• _Given request_
Every record must be repeated exactly, with no omission.

Extracted data entries
*-*-*

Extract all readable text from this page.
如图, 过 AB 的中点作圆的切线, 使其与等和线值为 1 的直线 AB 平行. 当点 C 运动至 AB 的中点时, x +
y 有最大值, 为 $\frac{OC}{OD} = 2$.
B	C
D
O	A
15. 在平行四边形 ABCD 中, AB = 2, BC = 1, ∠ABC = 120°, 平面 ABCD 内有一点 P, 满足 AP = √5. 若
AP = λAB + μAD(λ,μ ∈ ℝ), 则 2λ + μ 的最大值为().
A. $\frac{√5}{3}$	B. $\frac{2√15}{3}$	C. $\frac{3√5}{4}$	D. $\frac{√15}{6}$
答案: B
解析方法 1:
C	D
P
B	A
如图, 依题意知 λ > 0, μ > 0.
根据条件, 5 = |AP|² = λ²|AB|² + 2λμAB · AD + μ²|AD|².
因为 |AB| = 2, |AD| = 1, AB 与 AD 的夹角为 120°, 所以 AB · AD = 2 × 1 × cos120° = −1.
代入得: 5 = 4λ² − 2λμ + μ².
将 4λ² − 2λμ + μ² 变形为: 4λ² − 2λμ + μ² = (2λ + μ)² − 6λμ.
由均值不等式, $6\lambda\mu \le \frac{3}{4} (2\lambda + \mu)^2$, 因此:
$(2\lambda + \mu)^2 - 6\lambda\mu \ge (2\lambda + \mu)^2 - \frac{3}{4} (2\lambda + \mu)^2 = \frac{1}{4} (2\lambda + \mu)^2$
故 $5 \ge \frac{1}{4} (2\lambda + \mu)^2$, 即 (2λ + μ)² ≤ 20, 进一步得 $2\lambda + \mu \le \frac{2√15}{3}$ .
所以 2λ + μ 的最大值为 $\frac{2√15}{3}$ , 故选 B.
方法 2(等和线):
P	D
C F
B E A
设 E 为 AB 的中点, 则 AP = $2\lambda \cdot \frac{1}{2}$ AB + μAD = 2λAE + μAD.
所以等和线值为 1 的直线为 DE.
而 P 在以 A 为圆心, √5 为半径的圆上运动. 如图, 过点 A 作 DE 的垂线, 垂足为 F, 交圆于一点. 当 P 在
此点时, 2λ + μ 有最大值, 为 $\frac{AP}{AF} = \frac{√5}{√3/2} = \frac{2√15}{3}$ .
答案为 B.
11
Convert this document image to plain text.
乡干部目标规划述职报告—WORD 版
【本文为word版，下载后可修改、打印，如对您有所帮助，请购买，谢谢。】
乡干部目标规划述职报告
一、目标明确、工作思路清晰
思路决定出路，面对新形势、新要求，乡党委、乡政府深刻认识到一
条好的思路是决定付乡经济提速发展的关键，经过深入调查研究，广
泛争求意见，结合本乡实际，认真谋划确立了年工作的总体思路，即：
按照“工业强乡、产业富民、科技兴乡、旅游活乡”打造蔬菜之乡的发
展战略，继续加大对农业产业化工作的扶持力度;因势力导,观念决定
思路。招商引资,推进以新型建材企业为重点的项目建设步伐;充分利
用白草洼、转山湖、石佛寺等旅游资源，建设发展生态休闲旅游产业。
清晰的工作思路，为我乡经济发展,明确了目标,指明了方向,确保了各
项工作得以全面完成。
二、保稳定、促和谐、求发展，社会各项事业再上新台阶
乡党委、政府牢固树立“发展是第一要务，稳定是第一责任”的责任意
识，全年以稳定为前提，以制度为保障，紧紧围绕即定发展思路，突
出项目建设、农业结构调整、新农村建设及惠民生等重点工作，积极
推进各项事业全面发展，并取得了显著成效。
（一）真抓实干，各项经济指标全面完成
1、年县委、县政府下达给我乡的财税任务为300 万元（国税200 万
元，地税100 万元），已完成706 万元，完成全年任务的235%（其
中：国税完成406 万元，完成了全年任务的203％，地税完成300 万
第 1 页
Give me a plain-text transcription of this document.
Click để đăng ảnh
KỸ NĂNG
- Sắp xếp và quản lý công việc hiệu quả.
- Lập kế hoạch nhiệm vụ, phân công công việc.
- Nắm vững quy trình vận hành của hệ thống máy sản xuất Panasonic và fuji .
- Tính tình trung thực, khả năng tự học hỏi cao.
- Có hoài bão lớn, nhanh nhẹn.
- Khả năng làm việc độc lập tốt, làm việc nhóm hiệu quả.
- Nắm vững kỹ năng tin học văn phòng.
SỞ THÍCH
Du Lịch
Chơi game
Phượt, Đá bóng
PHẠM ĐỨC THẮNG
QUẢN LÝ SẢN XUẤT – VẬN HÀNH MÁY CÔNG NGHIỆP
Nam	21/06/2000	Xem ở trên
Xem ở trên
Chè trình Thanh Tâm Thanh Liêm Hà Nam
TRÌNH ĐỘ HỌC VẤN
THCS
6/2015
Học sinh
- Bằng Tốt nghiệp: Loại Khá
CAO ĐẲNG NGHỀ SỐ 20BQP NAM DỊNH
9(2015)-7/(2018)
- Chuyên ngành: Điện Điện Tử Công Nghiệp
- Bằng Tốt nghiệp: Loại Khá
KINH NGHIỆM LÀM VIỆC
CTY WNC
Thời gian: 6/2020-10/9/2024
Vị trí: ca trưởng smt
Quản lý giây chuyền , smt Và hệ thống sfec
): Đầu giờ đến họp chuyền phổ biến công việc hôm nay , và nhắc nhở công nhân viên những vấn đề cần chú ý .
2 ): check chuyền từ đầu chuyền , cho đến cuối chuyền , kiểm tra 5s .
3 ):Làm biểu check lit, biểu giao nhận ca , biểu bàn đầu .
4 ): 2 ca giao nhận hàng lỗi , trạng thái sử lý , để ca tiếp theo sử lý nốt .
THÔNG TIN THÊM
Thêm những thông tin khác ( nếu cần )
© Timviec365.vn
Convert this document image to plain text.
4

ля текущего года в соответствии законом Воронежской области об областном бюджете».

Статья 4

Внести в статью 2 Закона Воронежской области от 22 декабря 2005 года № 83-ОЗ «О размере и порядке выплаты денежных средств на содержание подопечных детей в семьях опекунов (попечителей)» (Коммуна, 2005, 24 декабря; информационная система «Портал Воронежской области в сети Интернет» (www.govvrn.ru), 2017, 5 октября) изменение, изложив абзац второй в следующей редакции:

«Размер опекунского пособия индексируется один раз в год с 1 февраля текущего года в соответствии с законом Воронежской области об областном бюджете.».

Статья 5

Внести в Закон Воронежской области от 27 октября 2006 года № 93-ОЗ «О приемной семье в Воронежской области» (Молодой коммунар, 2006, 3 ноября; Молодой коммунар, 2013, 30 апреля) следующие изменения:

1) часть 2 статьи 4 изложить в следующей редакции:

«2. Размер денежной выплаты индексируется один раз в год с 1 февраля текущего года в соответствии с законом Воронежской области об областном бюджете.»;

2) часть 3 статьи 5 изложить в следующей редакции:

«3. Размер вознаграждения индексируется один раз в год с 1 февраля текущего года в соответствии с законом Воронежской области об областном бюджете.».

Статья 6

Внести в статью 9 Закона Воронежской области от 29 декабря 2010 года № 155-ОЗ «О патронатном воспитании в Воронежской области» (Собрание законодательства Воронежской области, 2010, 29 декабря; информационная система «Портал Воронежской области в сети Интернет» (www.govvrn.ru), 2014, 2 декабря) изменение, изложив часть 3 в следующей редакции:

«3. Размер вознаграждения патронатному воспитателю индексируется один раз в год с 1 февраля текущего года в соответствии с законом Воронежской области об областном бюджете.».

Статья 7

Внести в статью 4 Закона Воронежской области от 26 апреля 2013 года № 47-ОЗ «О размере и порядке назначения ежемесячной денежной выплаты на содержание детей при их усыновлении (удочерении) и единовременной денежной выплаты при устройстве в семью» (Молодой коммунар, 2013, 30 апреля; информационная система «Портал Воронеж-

*-*-*

• _Written response_
Extract all readable text from this page.
如图, 过 AB 的中点作圆的切线, 使其与等和线值为 1 的直线 AB 平行. 当点 C 运动至 AB 的中点时, x +
y 有最大值, 为 $\frac{OC}{OD} = 2$.
B	C
D
O	A
15. 在平行四边形 ABCD 中, AB = 2, BC = 1, ∠ABC = 120°, 平面 ABCD 内有一点 P, 满足 AP = √5. 若
AP = λAB + μAD(λ,μ ∈ ℝ), 则 2λ + μ 的最大值为().
A. $\frac{√5}{3}$	B. $\frac{2√15}{3}$	C. $\frac{3√5}{4}$	D. $\frac{√15}{6}$
答案: B
解析方法 1:
C	D
P
B	A
如图, 依题意知 λ > 0, μ > 0.
根据条件, 5 = |AP|² = λ²|AB|² + 2λμAB · AD + μ²|AD|².
因为 |AB| = 2, |AD| = 1, AB 与 AD 的夹角为 120°, 所以 AB · AD = 2 × 1 × cos120° = −1.
代入得: 5 = 4λ² − 2λμ + μ².
将 4λ² − 2λμ + μ² 变形为: 4λ² − 2λμ + μ² = (2λ + μ)² − 6λμ.
由均值不等式, $6\lambda\mu \le \frac{3}{4} (2\lambda + \mu)^2$, 因此:
$(2\lambda + \mu)^2 - 6\lambda\mu \ge (2\lambda + \mu)^2 - \frac{3}{4} (2\lambda + \mu)^2 = \frac{1}{4} (2\lambda + \mu)^2$
故 $5 \ge \frac{1}{4} (2\lambda + \mu)^2$, 即 (2λ + μ)² ≤ 20, 进一步得 $2\lambda + \mu \le \frac{2√15}{3}$ .
所以 2λ + μ 的最大值为 $\frac{2√15}{3}$ , 故选 B.
方法 2(等和线):
P	D
C F
B E A
设 E 为 AB 的中点, 则 AP = $2\lambda \cdot \frac{1}{2}$ AB + μAD = 2λAE + μAD.
所以等和线值为 1 的直线为 DE.
而 P 在以 A 为圆心, √5 为半径的圆上运动. 如图, 过点 A 作 DE 的垂线, 垂足为 F, 交圆于一点. 当 P 在
此点时, 2λ + μ 有最大值, 为 $\frac{AP}{AF} = \frac{√5}{√3/2} = \frac{2√15}{3}$ .
答案为 B.
11
Convert this document image to plain text.
乡干部目标规划述职报告—WORD 版
【本文为word版，下载后可修改、打印，如对您有所帮助，请购买，谢谢。】
乡干部目标规划述职报告
一、目标明确、工作思路清晰
思路决定出路，面对新形势、新要求，乡党委、乡政府深刻认识到一
条好的思路是决定付乡经济提速发展的关键，经过深入调查研究，广
泛争求意见，结合本乡实际，认真谋划确立了年工作的总体思路，即：
按照“工业强乡、产业富民、科技兴乡、旅游活乡”打造蔬菜之乡的发
展战略，继续加大对农业产业化工作的扶持力度;因势力导,观念决定
思路。招商引资,推进以新型建材企业为重点的项目建设步伐;充分利
用白草洼、转山湖、石佛寺等旅游资源，建设发展生态休闲旅游产业。
清晰的工作思路，为我乡经济发展,明确了目标,指明了方向,确保了各
项工作得以全面完成。
二、保稳定、促和谐、求发展，社会各项事业再上新台阶
乡党委、政府牢固树立“发展是第一要务，稳定是第一责任”的责任意
识，全年以稳定为前提，以制度为保障，紧紧围绕即定发展思路，突
出项目建设、农业结构调整、新农村建设及惠民生等重点工作，积极
推进各项事业全面发展，并取得了显著成效。
（一）真抓实干，各项经济指标全面完成
1、年县委、县政府下达给我乡的财税任务为300 万元（国税200 万
元，地税100 万元），已完成706 万元，完成全年任务的235%（其
中：国税完成406 万元，完成了全年任务的203％，地税完成300 万
第 1 页
Give me a plain-text transcription of this document.
Click để đăng ảnh
KỸ NĂNG
- Sắp xếp và quản lý công việc hiệu quả.
- Lập kế hoạch nhiệm vụ, phân công công việc.
- Nắm vững quy trình vận hành của hệ thống máy sản xuất Panasonic và fuji .
- Tính tình trung thực, khả năng tự học hỏi cao.
- Có hoài bão lớn, nhanh nhẹn.
- Khả năng làm việc độc lập tốt, làm việc nhóm hiệu quả.
- Nắm vững kỹ năng tin học văn phòng.
SỞ THÍCH
Du Lịch
Chơi game
Phượt, Đá bóng
PHẠM ĐỨC THẮNG
QUẢN LÝ SẢN XUẤT – VẬN HÀNH MÁY CÔNG NGHIỆP
Nam	21/06/2000	Xem ở trên
Xem ở trên
Chè trình Thanh Tâm Thanh Liêm Hà Nam
TRÌNH ĐỘ HỌC VẤN
THCS
6/2015
Học sinh
- Bằng Tốt nghiệp: Loại Khá
CAO ĐẲNG NGHỀ SỐ 20BQP NAM DỊNH
9(2015)-7/(2018)
- Chuyên ngành: Điện Điện Tử Công Nghiệp
- Bằng Tốt nghiệp: Loại Khá
KINH NGHIỆM LÀM VIỆC
CTY WNC
Thời gian: 6/2020-10/9/2024
Vị trí: ca trưởng smt
Quản lý giây chuyền , smt Và hệ thống sfec
): Đầu giờ đến họp chuyền phổ biến công việc hôm nay , và nhắc nhở công nhân viên những vấn đề cần chú ý .
2 ): check chuyền từ đầu chuyền , cho đến cuối chuyền , kiểm tra 5s .
3 ):Làm biểu check lit, biểu giao nhận ca , biểu bàn đầu .
4 ): 2 ca giao nhận hàng lỗi , trạng thái sử lý , để ca tiếp theo sử lý nốt .
THÔNG TIN THÊM
Thêm những thông tin khác ( nếu cần )
© Timviec365.vn
Convert this document image to plain text.
4

ля текущего года в соответствии законом Воронежской области об областном бюджете».

Статья 4

Внести в статью 2 Закона Воронежской области от 22 декабря 2005 года № 83-ОЗ «О размере и порядке выплаты денежных средств на содержание подопечных детей в семьях опекунов (попечителей)» (Коммуна, 2005, 24 декабря; информационная система «Портал Воронежской области в сети Интернет» (www.govvrn.ru), 2017, 5 октября) изменение, изложив абзац второй в следующей редакции:

«Размер опекунского пособия индексируется один раз в год с 1 февраля текущего года в соответствии с законом Воронежской области об областном бюджете.».

Статья 5

Внести в Закон Воронежской области от 27 октября 2006 года № 93-ОЗ «О приемной семье в Воронежской области» (Молодой коммунар, 2006, 3 ноября; Молодой коммунар, 2013, 30 апреля) следующие изменения:

1) часть 2 статьи 4 изложить в следующей редакции:

«2. Размер денежной выплаты индексируется один раз в год с 1 февраля текущего года в соответствии с законом Воронежской области об областном бюджете.»;

2) часть 3 статьи 5 изложить в следующей редакции:

«3. Размер вознаграждения индексируется один раз в год с 1 февраля текущего года в соответствии с законом Воронежской области об областном бюджете.».

Статья 6

Внести в статью 9 Закона Воронежской области от 29 декабря 2010 года № 155-ОЗ «О патронатном воспитании в Воронежской области» (Собрание законодательства Воронежской области, 2010, 29 декабря; информационная система «Портал Воронежской области в сети Интернет» (www.govvrn.ru), 2014, 2 декабря) изменение, изложив часть 3 в следующей редакции:

«3. Размер вознаграждения патронатному воспитателю индексируется один раз в год с 1 февраля текущего года в соответствии с законом Воронежской области об областном бюджете.».

Статья 7

Внести в статью 4 Закона Воронежской области от 26 апреля 2013 года № 47-ОЗ «О размере и порядке назначения ежемесячной денежной выплаты на содержание детей при их усыновлении (удочерении) и единовременной денежной выплаты при устройстве в семью» (Молодой коммунар, 2013, 30 апреля; информационная система «Портал Воронеж-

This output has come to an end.